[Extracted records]
====

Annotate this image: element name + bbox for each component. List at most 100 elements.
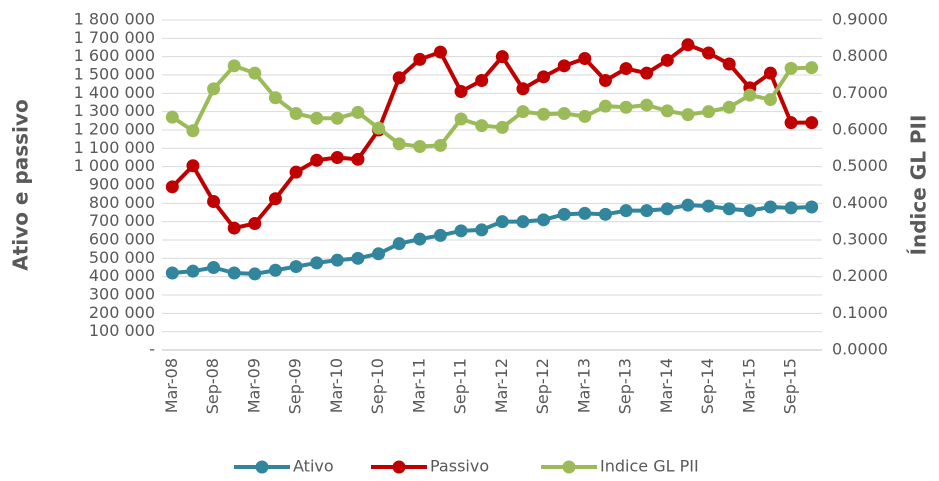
point xyxy=(351,152,365,166)
series-line xyxy=(171,63,812,149)
point xyxy=(660,53,674,67)
y-tick-label: 600 000 xyxy=(89,230,155,249)
point xyxy=(578,52,592,65)
point xyxy=(495,120,509,134)
point xyxy=(784,116,798,130)
point xyxy=(289,165,303,179)
point xyxy=(640,98,654,112)
point xyxy=(681,38,695,52)
point xyxy=(289,107,303,120)
point xyxy=(433,45,447,59)
point xyxy=(702,46,716,60)
point xyxy=(805,200,819,214)
point xyxy=(516,82,530,96)
y-tick-label: 500 000 xyxy=(89,248,155,267)
point xyxy=(681,198,695,212)
point xyxy=(475,119,489,133)
point xyxy=(702,105,716,119)
point xyxy=(702,199,716,213)
point xyxy=(392,237,406,251)
point xyxy=(557,207,571,221)
x-tick-label: Mar-13 xyxy=(574,358,593,413)
y-tick-label: 700 000 xyxy=(89,211,155,230)
y-tick-label: 400 000 xyxy=(89,266,155,285)
y-tick-label: 1 500 000 xyxy=(74,65,155,84)
point xyxy=(578,109,592,123)
point xyxy=(537,70,551,84)
y2-tick-label: 0.6000 xyxy=(832,120,888,139)
y-tick-label: 100 000 xyxy=(89,321,155,340)
point xyxy=(557,107,571,120)
legend-marker xyxy=(392,460,406,474)
y-tick-label: 1 300 000 xyxy=(74,101,155,120)
x-tick-label: Sep-12 xyxy=(533,358,552,414)
x-tick-label: Mar-09 xyxy=(244,358,263,413)
x-tick-label: Sep-15 xyxy=(781,358,800,414)
point xyxy=(268,91,282,105)
point xyxy=(763,200,777,214)
y-axis-title: Ativo e passivo xyxy=(9,99,33,270)
point xyxy=(640,66,654,80)
point xyxy=(413,52,427,66)
point xyxy=(310,111,324,125)
point xyxy=(784,201,798,215)
point xyxy=(433,138,447,152)
y2-axis-title: Índice GL PII xyxy=(907,115,931,256)
y2-tick-label: 0.1000 xyxy=(832,303,888,322)
point xyxy=(227,221,241,235)
point xyxy=(248,267,262,281)
point xyxy=(165,266,179,280)
point xyxy=(372,247,386,261)
x-tick-label: Sep-13 xyxy=(616,358,635,414)
point xyxy=(392,137,406,151)
y-tick-label: 800 000 xyxy=(89,193,155,212)
y2-tick-label: 0.7000 xyxy=(832,83,888,102)
y-tick-label: - xyxy=(149,340,155,359)
point xyxy=(207,261,221,274)
point xyxy=(537,213,551,227)
point xyxy=(330,111,344,125)
point xyxy=(310,153,324,167)
point xyxy=(330,253,344,267)
y2-tick-label: 0.9000 xyxy=(832,10,888,29)
y-tick-label: 200 000 xyxy=(89,303,155,322)
y-tick-label: 1 400 000 xyxy=(74,83,155,102)
y2-tick-label: 0.2000 xyxy=(832,266,888,285)
legend-marker xyxy=(562,460,576,474)
point xyxy=(454,85,468,98)
point xyxy=(392,71,406,85)
point xyxy=(248,217,262,230)
point xyxy=(268,192,282,206)
legend-marker xyxy=(255,460,269,474)
point xyxy=(268,263,282,277)
legend-label: Indice GL PII xyxy=(600,457,699,476)
point xyxy=(660,202,674,216)
point xyxy=(289,260,303,274)
point xyxy=(660,104,674,118)
y-tick-label: 300 000 xyxy=(89,285,155,304)
y2-tick-label: 0.0000 xyxy=(832,340,888,359)
point xyxy=(516,105,530,119)
point xyxy=(743,204,757,218)
point xyxy=(578,206,592,220)
point xyxy=(516,215,530,229)
point xyxy=(186,159,200,173)
point xyxy=(165,110,179,124)
point xyxy=(743,88,757,102)
point xyxy=(619,62,633,76)
point xyxy=(165,180,179,194)
point xyxy=(227,266,241,280)
legend-label: Ativo xyxy=(293,457,334,476)
point xyxy=(227,59,241,73)
y-tick-label: 1 000 000 xyxy=(74,156,155,175)
y-tick-label: 1 700 000 xyxy=(74,28,155,47)
y2-tick-label: 0.4000 xyxy=(832,193,888,212)
point xyxy=(598,99,612,113)
x-tick-label: Sep-08 xyxy=(203,358,222,414)
point xyxy=(763,93,777,107)
series-line xyxy=(170,42,812,231)
point xyxy=(372,121,386,135)
point xyxy=(413,232,427,246)
y-tick-label: 1 800 000 xyxy=(74,10,155,29)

====

**Exercise instructions**
Reproduce every item above line by line without alteration, omitting the pictures.

**Complete response**
Annotate this image: element name + bbox for each component. List at most 100 elements.
point xyxy=(351,152,365,166)
series-line xyxy=(171,63,812,149)
point xyxy=(660,53,674,67)
y-tick-label: 600 000 xyxy=(89,230,155,249)
point xyxy=(578,52,592,65)
point xyxy=(495,120,509,134)
point xyxy=(784,116,798,130)
point xyxy=(289,165,303,179)
point xyxy=(640,98,654,112)
point xyxy=(681,38,695,52)
point xyxy=(289,107,303,120)
point xyxy=(433,45,447,59)
point xyxy=(702,46,716,60)
point xyxy=(805,200,819,214)
point xyxy=(516,82,530,96)
y-tick-label: 500 000 xyxy=(89,248,155,267)
point xyxy=(681,198,695,212)
point xyxy=(475,119,489,133)
point xyxy=(702,105,716,119)
point xyxy=(702,199,716,213)
point xyxy=(392,237,406,251)
point xyxy=(557,207,571,221)
x-tick-label: Mar-13 xyxy=(574,358,593,413)
y-tick-label: 700 000 xyxy=(89,211,155,230)
y-tick-label: 400 000 xyxy=(89,266,155,285)
y-tick-label: 1 500 000 xyxy=(74,65,155,84)
point xyxy=(578,109,592,123)
point xyxy=(537,70,551,84)
y2-tick-label: 0.6000 xyxy=(832,120,888,139)
y-tick-label: 100 000 xyxy=(89,321,155,340)
point xyxy=(557,107,571,120)
legend-marker xyxy=(392,460,406,474)
y-tick-label: 1 300 000 xyxy=(74,101,155,120)
x-tick-label: Sep-12 xyxy=(533,358,552,414)
x-tick-label: Mar-09 xyxy=(244,358,263,413)
x-tick-label: Sep-15 xyxy=(781,358,800,414)
point xyxy=(268,91,282,105)
point xyxy=(763,200,777,214)
y-axis-title: Ativo e passivo xyxy=(9,99,33,270)
point xyxy=(640,66,654,80)
point xyxy=(413,52,427,66)
point xyxy=(310,111,324,125)
point xyxy=(784,201,798,215)
point xyxy=(433,138,447,152)
y2-axis-title: Índice GL PII xyxy=(907,115,931,256)
y2-tick-label: 0.1000 xyxy=(832,303,888,322)
point xyxy=(227,221,241,235)
point xyxy=(248,267,262,281)
point xyxy=(165,266,179,280)
point xyxy=(372,247,386,261)
x-tick-label: Sep-13 xyxy=(616,358,635,414)
point xyxy=(392,137,406,151)
y-tick-label: 800 000 xyxy=(89,193,155,212)
y2-tick-label: 0.7000 xyxy=(832,83,888,102)
y-tick-label: - xyxy=(149,340,155,359)
point xyxy=(207,261,221,274)
point xyxy=(537,213,551,227)
point xyxy=(330,111,344,125)
point xyxy=(310,153,324,167)
point xyxy=(330,253,344,267)
y2-tick-label: 0.9000 xyxy=(832,10,888,29)
y-tick-label: 200 000 xyxy=(89,303,155,322)
y-tick-label: 1 400 000 xyxy=(74,83,155,102)
y2-tick-label: 0.2000 xyxy=(832,266,888,285)
legend-marker xyxy=(562,460,576,474)
point xyxy=(454,85,468,98)
point xyxy=(392,71,406,85)
point xyxy=(248,217,262,230)
point xyxy=(268,192,282,206)
legend-marker xyxy=(255,460,269,474)
point xyxy=(268,263,282,277)
legend-label: Indice GL PII xyxy=(600,457,699,476)
point xyxy=(660,202,674,216)
point xyxy=(289,260,303,274)
point xyxy=(660,104,674,118)
y-tick-label: 300 000 xyxy=(89,285,155,304)
y2-tick-label: 0.0000 xyxy=(832,340,888,359)
point xyxy=(516,105,530,119)
point xyxy=(743,204,757,218)
point xyxy=(578,206,592,220)
point xyxy=(516,215,530,229)
point xyxy=(186,159,200,173)
point xyxy=(165,110,179,124)
point xyxy=(743,88,757,102)
point xyxy=(619,62,633,76)
point xyxy=(165,180,179,194)
point xyxy=(227,266,241,280)
legend-label: Ativo xyxy=(293,457,334,476)
point xyxy=(227,59,241,73)
y-tick-label: 1 000 000 xyxy=(74,156,155,175)
y-tick-label: 1 700 000 xyxy=(74,28,155,47)
y2-tick-label: 0.4000 xyxy=(832,193,888,212)
point xyxy=(598,99,612,113)
x-tick-label: Sep-08 xyxy=(203,358,222,414)
point xyxy=(763,93,777,107)
series-line xyxy=(170,42,812,231)
point xyxy=(372,121,386,135)
point xyxy=(413,232,427,246)
y-tick-label: 1 800 000 xyxy=(74,10,155,29)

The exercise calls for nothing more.